What you should do ::
Look at each line of the records and count those with "used" in them. Please answer with the count alone.

Material provided ::
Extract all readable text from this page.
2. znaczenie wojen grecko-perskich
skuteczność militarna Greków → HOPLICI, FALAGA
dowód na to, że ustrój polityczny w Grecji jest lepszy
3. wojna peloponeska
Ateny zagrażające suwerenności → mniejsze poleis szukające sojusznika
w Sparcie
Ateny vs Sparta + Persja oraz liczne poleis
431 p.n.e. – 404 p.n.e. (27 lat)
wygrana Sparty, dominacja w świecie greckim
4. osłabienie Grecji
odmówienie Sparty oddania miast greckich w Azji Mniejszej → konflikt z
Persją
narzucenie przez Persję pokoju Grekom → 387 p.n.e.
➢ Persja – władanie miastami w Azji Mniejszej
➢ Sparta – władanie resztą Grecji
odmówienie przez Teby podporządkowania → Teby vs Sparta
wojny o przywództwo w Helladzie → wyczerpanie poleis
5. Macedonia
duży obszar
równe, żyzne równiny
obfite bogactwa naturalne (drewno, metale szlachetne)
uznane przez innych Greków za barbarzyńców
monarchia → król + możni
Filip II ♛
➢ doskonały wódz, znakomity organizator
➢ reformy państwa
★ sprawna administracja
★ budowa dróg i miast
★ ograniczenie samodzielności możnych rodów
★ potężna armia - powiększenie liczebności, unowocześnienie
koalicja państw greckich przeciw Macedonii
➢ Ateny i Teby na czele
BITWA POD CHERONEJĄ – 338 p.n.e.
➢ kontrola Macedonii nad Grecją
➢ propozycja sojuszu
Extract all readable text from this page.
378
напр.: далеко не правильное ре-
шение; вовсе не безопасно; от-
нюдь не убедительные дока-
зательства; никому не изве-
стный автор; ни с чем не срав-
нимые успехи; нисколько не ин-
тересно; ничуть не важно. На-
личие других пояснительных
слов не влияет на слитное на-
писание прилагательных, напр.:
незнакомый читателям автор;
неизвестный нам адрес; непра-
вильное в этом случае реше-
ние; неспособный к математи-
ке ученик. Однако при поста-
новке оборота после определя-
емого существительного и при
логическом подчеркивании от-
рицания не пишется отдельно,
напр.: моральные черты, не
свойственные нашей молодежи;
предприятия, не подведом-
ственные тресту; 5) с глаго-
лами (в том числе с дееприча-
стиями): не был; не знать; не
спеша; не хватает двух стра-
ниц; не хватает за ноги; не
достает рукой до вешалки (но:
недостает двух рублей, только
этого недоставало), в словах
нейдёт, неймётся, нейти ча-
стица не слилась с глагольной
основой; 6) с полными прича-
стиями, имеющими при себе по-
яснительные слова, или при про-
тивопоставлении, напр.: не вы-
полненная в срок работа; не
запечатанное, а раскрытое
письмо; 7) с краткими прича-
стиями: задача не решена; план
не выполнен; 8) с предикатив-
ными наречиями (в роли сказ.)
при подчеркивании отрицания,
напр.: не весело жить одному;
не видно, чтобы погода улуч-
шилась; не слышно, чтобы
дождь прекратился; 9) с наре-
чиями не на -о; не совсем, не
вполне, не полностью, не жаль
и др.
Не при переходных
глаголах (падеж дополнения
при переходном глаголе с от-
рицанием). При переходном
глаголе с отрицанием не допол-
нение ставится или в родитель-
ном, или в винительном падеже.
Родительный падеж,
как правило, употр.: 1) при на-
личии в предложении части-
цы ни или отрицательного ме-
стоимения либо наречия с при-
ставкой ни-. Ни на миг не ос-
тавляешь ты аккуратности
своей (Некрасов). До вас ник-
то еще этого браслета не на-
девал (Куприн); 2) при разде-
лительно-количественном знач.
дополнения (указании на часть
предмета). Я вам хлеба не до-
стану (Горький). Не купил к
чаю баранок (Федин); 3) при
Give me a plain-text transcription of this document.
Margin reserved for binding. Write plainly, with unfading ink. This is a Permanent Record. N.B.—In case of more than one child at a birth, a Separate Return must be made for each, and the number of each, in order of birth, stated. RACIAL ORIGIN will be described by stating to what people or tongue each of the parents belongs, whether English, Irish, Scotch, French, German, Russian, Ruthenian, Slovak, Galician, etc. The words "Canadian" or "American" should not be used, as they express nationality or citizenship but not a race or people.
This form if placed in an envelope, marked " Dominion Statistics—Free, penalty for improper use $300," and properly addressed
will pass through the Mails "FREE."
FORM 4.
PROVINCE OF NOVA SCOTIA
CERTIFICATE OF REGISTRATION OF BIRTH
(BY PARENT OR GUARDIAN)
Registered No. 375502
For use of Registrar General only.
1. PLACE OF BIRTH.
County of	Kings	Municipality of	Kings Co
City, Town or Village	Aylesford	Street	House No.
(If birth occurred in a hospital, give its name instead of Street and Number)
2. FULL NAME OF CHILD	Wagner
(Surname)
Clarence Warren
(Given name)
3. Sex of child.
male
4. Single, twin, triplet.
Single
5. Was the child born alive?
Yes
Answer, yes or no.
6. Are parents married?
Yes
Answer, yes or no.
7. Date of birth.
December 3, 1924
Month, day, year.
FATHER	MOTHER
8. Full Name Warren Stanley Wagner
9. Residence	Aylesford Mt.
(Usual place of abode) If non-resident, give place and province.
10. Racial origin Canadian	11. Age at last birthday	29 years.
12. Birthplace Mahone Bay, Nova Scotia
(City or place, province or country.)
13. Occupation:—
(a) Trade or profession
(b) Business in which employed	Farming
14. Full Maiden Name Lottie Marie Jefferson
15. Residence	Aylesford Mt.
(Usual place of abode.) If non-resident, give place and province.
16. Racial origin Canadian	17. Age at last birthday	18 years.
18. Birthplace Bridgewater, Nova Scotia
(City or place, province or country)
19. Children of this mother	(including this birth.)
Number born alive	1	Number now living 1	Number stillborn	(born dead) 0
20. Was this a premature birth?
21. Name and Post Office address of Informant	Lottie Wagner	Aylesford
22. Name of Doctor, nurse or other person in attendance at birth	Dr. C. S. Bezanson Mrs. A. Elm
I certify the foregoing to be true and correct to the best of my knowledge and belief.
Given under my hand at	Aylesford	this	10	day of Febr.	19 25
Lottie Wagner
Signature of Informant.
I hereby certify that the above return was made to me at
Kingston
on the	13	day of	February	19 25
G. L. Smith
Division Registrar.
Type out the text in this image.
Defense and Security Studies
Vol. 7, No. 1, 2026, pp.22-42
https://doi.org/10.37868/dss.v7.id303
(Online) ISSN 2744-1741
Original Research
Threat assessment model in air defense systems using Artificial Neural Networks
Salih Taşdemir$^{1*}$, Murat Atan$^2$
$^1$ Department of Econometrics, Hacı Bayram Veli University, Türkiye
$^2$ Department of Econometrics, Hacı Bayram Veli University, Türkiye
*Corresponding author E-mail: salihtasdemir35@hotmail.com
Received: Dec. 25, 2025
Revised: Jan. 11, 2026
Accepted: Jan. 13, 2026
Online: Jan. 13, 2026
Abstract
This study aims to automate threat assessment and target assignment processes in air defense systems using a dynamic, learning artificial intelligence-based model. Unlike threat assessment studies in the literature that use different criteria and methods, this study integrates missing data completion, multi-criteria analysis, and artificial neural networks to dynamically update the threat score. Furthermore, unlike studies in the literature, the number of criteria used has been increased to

Exercise output ::
2